● **Written request**
Return all the data below as it stands, minus the pictures.

● **Records for this exercise**
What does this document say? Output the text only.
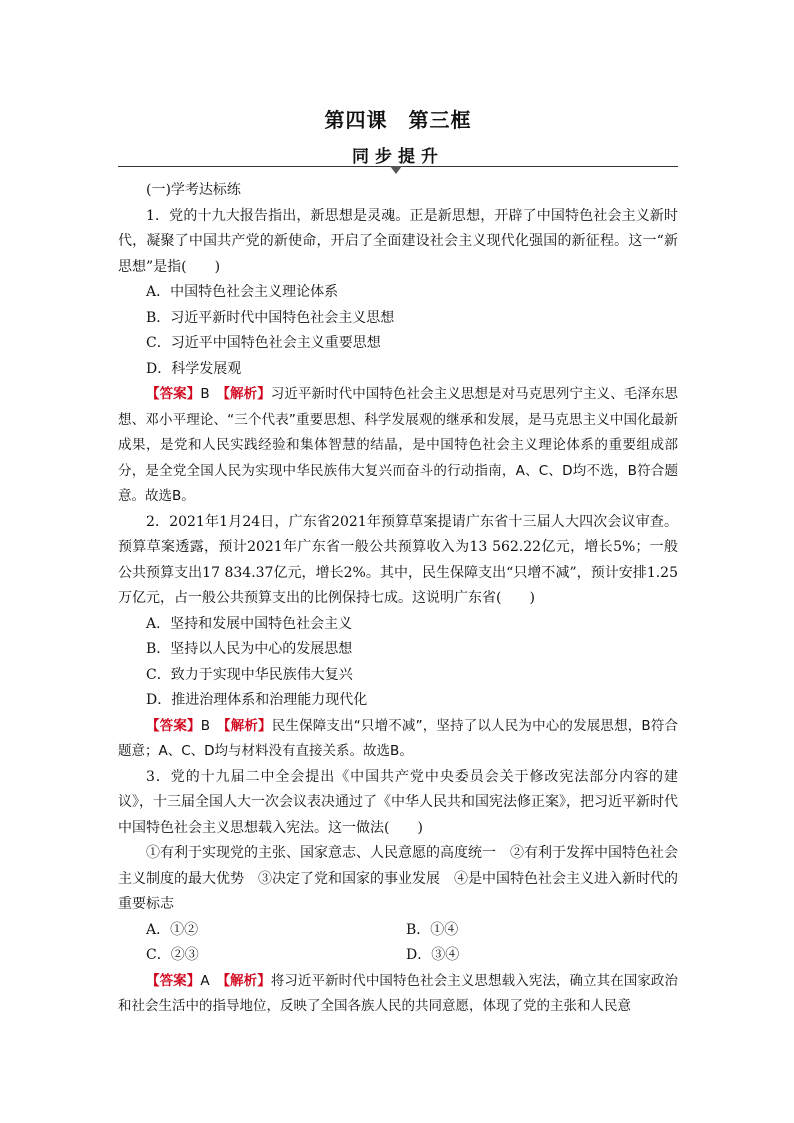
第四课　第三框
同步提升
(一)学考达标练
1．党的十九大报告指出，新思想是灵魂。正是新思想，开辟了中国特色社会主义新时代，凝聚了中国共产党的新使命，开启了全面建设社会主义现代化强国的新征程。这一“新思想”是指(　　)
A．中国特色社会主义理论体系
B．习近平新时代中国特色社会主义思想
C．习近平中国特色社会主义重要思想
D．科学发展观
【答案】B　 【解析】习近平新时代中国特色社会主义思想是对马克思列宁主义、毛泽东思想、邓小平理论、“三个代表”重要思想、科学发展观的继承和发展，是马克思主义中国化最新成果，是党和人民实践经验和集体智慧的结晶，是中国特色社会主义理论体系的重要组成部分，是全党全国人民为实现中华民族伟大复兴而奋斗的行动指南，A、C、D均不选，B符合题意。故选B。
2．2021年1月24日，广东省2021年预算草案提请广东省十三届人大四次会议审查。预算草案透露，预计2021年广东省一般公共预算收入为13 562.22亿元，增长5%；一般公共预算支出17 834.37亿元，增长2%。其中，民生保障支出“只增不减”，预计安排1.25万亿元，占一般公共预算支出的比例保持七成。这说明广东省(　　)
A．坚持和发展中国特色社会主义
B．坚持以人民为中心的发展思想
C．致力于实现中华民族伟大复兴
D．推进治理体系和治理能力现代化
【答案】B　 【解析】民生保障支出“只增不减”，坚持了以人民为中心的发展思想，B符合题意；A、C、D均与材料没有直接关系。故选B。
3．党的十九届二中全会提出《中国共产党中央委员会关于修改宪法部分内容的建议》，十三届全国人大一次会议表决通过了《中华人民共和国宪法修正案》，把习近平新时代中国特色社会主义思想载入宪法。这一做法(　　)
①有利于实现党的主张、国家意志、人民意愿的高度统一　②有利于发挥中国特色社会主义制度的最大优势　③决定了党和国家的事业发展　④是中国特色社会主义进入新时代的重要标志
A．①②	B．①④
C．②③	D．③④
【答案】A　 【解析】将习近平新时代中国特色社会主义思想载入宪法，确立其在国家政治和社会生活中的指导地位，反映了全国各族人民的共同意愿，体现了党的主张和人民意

● **Worked solution**
What does this document say? Output the text only.
第四课　第三框
同步提升
(一)学考达标练
1．党的十九大报告指出，新思想是灵魂。正是新思想，开辟了中国特色社会主义新时代，凝聚了中国共产党的新使命，开启了全面建设社会主义现代化强国的新征程。这一“新思想”是指(　　)
A．中国特色社会主义理论体系
B．习近平新时代中国特色社会主义思想
C．习近平中国特色社会主义重要思想
D．科学发展观
【答案】B　 【解析】习近平新时代中国特色社会主义思想是对马克思列宁主义、毛泽东思想、邓小平理论、“三个代表”重要思想、科学发展观的继承和发展，是马克思主义中国化最新成果，是党和人民实践经验和集体智慧的结晶，是中国特色社会主义理论体系的重要组成部分，是全党全国人民为实现中华民族伟大复兴而奋斗的行动指南，A、C、D均不选，B符合题意。故选B。
2．2021年1月24日，广东省2021年预算草案提请广东省十三届人大四次会议审查。预算草案透露，预计2021年广东省一般公共预算收入为13 562.22亿元，增长5%；一般公共预算支出17 834.37亿元，增长2%。其中，民生保障支出“只增不减”，预计安排1.25万亿元，占一般公共预算支出的比例保持七成。这说明广东省(　　)
A．坚持和发展中国特色社会主义
B．坚持以人民为中心的发展思想
C．致力于实现中华民族伟大复兴
D．推进治理体系和治理能力现代化
【答案】B　 【解析】民生保障支出“只增不减”，坚持了以人民为中心的发展思想，B符合题意；A、C、D均与材料没有直接关系。故选B。
3．党的十九届二中全会提出《中国共产党中央委员会关于修改宪法部分内容的建议》，十三届全国人大一次会议表决通过了《中华人民共和国宪法修正案》，把习近平新时代中国特色社会主义思想载入宪法。这一做法(　　)
①有利于实现党的主张、国家意志、人民意愿的高度统一　②有利于发挥中国特色社会主义制度的最大优势　③决定了党和国家的事业发展　④是中国特色社会主义进入新时代的重要标志
A．①②	B．①④
C．②③	D．③④
【答案】A　 【解析】将习近平新时代中国特色社会主义思想载入宪法，确立其在国家政治和社会生活中的指导地位，反映了全国各族人民的共同意愿，体现了党的主张和人民意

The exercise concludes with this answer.